▶ **WHAT NEEDS TO BE DONE**
Leave out the pictures and copy every record exactly.

▶ **LISTED RECORDS**
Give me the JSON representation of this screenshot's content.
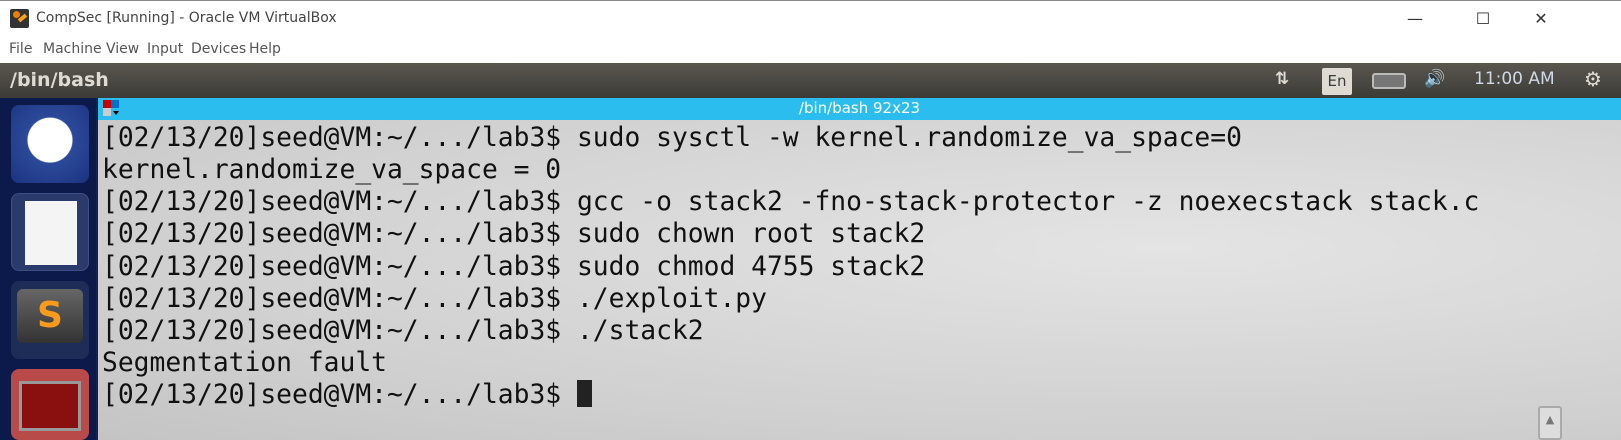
{
  "window": {
    "title": "CompSec [Running] - Oracle VM VirtualBox",
    "minimize": "—",
    "maximize": "☐",
    "close": "✕"
  },
  "menu": [
    "File",
    "Machine",
    "View",
    "Input",
    "Devices",
    "Help"
  ],
  "panel": {
    "title": "/bin/bash",
    "keyboard": "En",
    "clock": "11:00 AM",
    "network_icon": "⇅",
    "volume_icon": "🔊",
    "power_icon": "⚙"
  },
  "launcher": [
    "ubuntu-dash",
    "text-editor",
    "sublime-text",
    "terminal"
  ],
  "terminal": {
    "title": "/bin/bash 92x23",
    "lines": [
      "[02/13/20]seed@VM:~/.../lab3$ sudo sysctl -w kernel.randomize_va_space=0",
      "kernel.randomize_va_space = 0",
      "[02/13/20]seed@VM:~/.../lab3$ gcc -o stack2 -fno-stack-protector -z noexecstack stack.c",
      "[02/13/20]seed@VM:~/.../lab3$ sudo chown root stack2",
      "[02/13/20]seed@VM:~/.../lab3$ sudo chmod 4755 stack2",
      "[02/13/20]seed@VM:~/.../lab3$ ./exploit.py",
      "[02/13/20]seed@VM:~/.../lab3$ ./stack2",
      "Segmentation fault",
      "[02/13/20]seed@VM:~/.../lab3$ "
    ],
    "scroll_up": "▲"
  }
}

▶ **RESULT OF THIS TASK**
Give me the JSON representation of this screenshot's content.
{
  "window": {
    "title": "CompSec [Running] - Oracle VM VirtualBox",
    "minimize": "—",
    "maximize": "☐",
    "close": "✕"
  },
  "menu": [
    "File",
    "Machine",
    "View",
    "Input",
    "Devices",
    "Help"
  ],
  "panel": {
    "title": "/bin/bash",
    "keyboard": "En",
    "clock": "11:00 AM",
    "network_icon": "⇅",
    "volume_icon": "🔊",
    "power_icon": "⚙"
  },
  "launcher": [
    "ubuntu-dash",
    "text-editor",
    "sublime-text",
    "terminal"
  ],
  "terminal": {
    "title": "/bin/bash 92x23",
    "lines": [
      "[02/13/20]seed@VM:~/.../lab3$ sudo sysctl -w kernel.randomize_va_space=0",
      "kernel.randomize_va_space = 0",
      "[02/13/20]seed@VM:~/.../lab3$ gcc -o stack2 -fno-stack-protector -z noexecstack stack.c",
      "[02/13/20]seed@VM:~/.../lab3$ sudo chown root stack2",
      "[02/13/20]seed@VM:~/.../lab3$ sudo chmod 4755 stack2",
      "[02/13/20]seed@VM:~/.../lab3$ ./exploit.py",
      "[02/13/20]seed@VM:~/.../lab3$ ./stack2",
      "Segmentation fault",
      "[02/13/20]seed@VM:~/.../lab3$ "
    ],
    "scroll_up": "▲"
  }
}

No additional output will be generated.